- _Exercise_: Copy the material that follows word for word and omit its pictures.

Dataset items:
+++

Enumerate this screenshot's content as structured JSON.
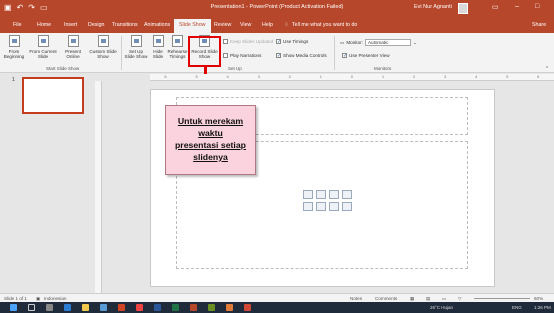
{
  "window": {
    "title": "Presentation1 - PowerPoint (Product Activation Failed)",
    "user": "Evi Nur Agnanti",
    "qat_icons": [
      "save-icon",
      "undo-icon",
      "redo-icon",
      "present-icon"
    ]
  },
  "menu": {
    "tabs": [
      "File",
      "Home",
      "Insert",
      "Design",
      "Transitions",
      "Animations",
      "Slide Show",
      "Review",
      "View",
      "Help"
    ],
    "active_tab": "Slide Show",
    "tell_me": "Tell me what you want to do",
    "share": "Share"
  },
  "ribbon": {
    "start_group": {
      "label": "Start Slide Show",
      "buttons": [
        "From Beginning",
        "From Current Slide",
        "Present Online",
        "Custom Slide Show"
      ]
    },
    "setup_group": {
      "label": "Set Up",
      "buttons": [
        "Set Up Slide Show",
        "Hide Slide",
        "Rehearse Timings",
        "Record Slide Show"
      ],
      "checks": [
        {
          "label": "Keep Slides Updated",
          "checked": false
        },
        {
          "label": "Use Timings",
          "checked": true
        },
        {
          "label": "Play Narrations",
          "checked": false
        },
        {
          "label": "Show Media Controls",
          "checked": true
        }
      ]
    },
    "monitors_group": {
      "label": "Monitors",
      "monitor_label": "Monitor:",
      "monitor_value": "Automatic",
      "presenter_view": {
        "label": "Use Presenter View",
        "checked": true
      }
    }
  },
  "thumbnails": {
    "slide_number": "1"
  },
  "annotation": {
    "line1": "Untuk merekam waktu",
    "line2": "presentasi setiap",
    "line3": "slidenya",
    "highlight_color": "#e00000"
  },
  "statusbar": {
    "slide_info": "Slide 1 of 1",
    "language": "Indonesian",
    "notes": "Notes",
    "comments": "Comments",
    "zoom": "60%"
  },
  "taskbar": {
    "weather": "26°C Hujan",
    "lang": "ENG",
    "time": "1:26 PM"
  }
}
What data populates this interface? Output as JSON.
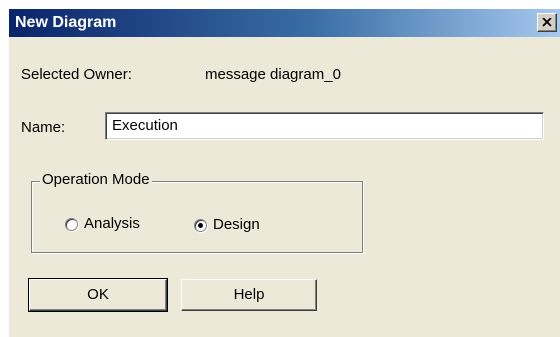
{
  "window": {
    "title": "New Diagram",
    "close_icon": "close-icon"
  },
  "owner": {
    "label": "Selected Owner:",
    "value": "message diagram_0"
  },
  "name": {
    "label": "Name:",
    "value": "Execution"
  },
  "operation_mode": {
    "legend": "Operation Mode",
    "options": [
      {
        "label": "Analysis",
        "selected": false
      },
      {
        "label": "Design",
        "selected": true
      }
    ]
  },
  "buttons": {
    "ok_label": "OK",
    "help_label": "Help"
  },
  "colors": {
    "title_start": "#0a246a",
    "title_end": "#a6caf0",
    "dialog_bg": "#ece9d8"
  }
}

+++

- _The reply_:
Enumerate this screenshot's content as structured JSON.
{
  "window": {
    "title": "Presentation1 - PowerPoint (Product Activation Failed)",
    "user": "Evi Nur Agnanti",
    "qat_icons": [
      "save-icon",
      "undo-icon",
      "redo-icon",
      "present-icon"
    ]
  },
  "menu": {
    "tabs": [
      "File",
      "Home",
      "Insert",
      "Design",
      "Transitions",
      "Animations",
      "Slide Show",
      "Review",
      "View",
      "Help"
    ],
    "active_tab": "Slide Show",
    "tell_me": "Tell me what you want to do",
    "share": "Share"
  },
  "ribbon": {
    "start_group": {
      "label": "Start Slide Show",
      "buttons": [
        "From Beginning",
        "From Current Slide",
        "Present Online",
        "Custom Slide Show"
      ]
    },
    "setup_group": {
      "label": "Set Up",
      "buttons": [
        "Set Up Slide Show",
        "Hide Slide",
        "Rehearse Timings",
        "Record Slide Show"
      ],
      "checks": [
        {
          "label": "Keep Slides Updated",
          "checked": false
        },
        {
          "label": "Use Timings",
          "checked": true
        },
        {
          "label": "Play Narrations",
          "checked": false
        },
        {
          "label": "Show Media Controls",
          "checked": true
        }
      ]
    },
    "monitors_group": {
      "label": "Monitors",
      "monitor_label": "Monitor:",
      "monitor_value": "Automatic",
      "presenter_view": {
        "label": "Use Presenter View",
        "checked": true
      }
    }
  },
  "thumbnails": {
    "slide_number": "1"
  },
  "annotation": {
    "line1": "Untuk merekam waktu",
    "line2": "presentasi setiap",
    "line3": "slidenya",
    "highlight_color": "#e00000"
  },
  "statusbar": {
    "slide_info": "Slide 1 of 1",
    "language": "Indonesian",
    "notes": "Notes",
    "comments": "Comments",
    "zoom": "60%"
  },
  "taskbar": {
    "weather": "26°C Hujan",
    "lang": "ENG",
    "time": "1:26 PM"
  }
}
What data populates this interface? Output as JSON.
{
  "window": {
    "title": "New Diagram",
    "close_icon": "close-icon"
  },
  "owner": {
    "label": "Selected Owner:",
    "value": "message diagram_0"
  },
  "name": {
    "label": "Name:",
    "value": "Execution"
  },
  "operation_mode": {
    "legend": "Operation Mode",
    "options": [
      {
        "label": "Analysis",
        "selected": false
      },
      {
        "label": "Design",
        "selected": true
      }
    ]
  },
  "buttons": {
    "ok_label": "OK",
    "help_label": "Help"
  },
  "colors": {
    "title_start": "#0a246a",
    "title_end": "#a6caf0",
    "dialog_bg": "#ece9d8"
  }
}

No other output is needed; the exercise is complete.